**Information provided:**

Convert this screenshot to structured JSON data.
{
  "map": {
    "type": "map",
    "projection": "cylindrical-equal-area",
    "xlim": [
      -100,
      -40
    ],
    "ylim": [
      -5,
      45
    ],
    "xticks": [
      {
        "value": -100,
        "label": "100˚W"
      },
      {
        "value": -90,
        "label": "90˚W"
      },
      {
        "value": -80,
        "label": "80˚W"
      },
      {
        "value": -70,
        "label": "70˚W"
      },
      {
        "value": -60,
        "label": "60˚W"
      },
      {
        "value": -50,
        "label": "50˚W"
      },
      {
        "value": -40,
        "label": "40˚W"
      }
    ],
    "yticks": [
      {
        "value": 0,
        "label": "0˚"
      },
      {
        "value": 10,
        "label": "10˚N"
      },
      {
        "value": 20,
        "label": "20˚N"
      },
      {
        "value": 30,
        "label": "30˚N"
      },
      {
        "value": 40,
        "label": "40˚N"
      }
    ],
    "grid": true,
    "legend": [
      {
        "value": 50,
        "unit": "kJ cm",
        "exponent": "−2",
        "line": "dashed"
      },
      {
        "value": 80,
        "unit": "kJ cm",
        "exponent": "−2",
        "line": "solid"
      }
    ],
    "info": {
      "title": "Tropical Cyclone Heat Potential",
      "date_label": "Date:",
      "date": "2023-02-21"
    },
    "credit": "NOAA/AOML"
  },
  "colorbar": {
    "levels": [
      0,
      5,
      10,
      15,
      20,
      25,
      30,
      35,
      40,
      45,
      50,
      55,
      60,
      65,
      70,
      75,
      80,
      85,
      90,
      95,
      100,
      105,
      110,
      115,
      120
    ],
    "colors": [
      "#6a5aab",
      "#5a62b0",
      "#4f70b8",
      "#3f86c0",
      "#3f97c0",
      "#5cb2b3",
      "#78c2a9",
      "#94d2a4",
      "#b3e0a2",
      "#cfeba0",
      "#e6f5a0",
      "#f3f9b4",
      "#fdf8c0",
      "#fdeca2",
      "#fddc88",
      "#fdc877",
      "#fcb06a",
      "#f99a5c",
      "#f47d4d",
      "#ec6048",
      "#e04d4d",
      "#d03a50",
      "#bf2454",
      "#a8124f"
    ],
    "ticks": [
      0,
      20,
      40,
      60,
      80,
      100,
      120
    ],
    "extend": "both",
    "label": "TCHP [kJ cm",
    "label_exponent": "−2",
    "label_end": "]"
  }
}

* * *

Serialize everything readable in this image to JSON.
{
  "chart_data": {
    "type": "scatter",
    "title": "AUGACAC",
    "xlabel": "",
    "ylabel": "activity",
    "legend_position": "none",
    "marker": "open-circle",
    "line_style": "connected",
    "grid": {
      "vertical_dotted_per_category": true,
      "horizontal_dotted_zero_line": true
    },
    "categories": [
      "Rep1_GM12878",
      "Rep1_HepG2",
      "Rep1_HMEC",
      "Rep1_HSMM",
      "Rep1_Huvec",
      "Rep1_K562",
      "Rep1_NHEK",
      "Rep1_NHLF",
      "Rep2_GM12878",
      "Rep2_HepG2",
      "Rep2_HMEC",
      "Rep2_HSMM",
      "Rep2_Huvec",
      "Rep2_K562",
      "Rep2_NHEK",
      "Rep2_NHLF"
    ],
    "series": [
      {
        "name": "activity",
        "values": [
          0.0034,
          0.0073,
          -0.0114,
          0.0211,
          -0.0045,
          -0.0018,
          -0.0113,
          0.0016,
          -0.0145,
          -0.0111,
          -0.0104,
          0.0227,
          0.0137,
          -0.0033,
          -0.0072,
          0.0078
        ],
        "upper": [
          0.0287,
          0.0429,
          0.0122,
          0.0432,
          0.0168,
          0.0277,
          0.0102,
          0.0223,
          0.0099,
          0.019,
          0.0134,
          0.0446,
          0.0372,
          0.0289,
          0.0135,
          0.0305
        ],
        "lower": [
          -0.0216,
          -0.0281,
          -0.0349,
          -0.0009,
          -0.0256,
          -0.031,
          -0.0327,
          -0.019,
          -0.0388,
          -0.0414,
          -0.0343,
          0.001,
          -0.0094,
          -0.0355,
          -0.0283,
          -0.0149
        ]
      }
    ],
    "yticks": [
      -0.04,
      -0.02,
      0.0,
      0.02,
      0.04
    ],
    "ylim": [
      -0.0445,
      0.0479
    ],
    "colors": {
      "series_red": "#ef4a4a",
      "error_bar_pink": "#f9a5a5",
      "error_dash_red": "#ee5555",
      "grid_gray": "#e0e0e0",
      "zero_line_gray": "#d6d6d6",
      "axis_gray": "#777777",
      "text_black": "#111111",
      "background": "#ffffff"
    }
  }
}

**What is required:** Copy out every line holding the string "JSON".

**Task solution:**
Convert this screenshot to structured JSON data.
Serialize everything readable in this image to JSON.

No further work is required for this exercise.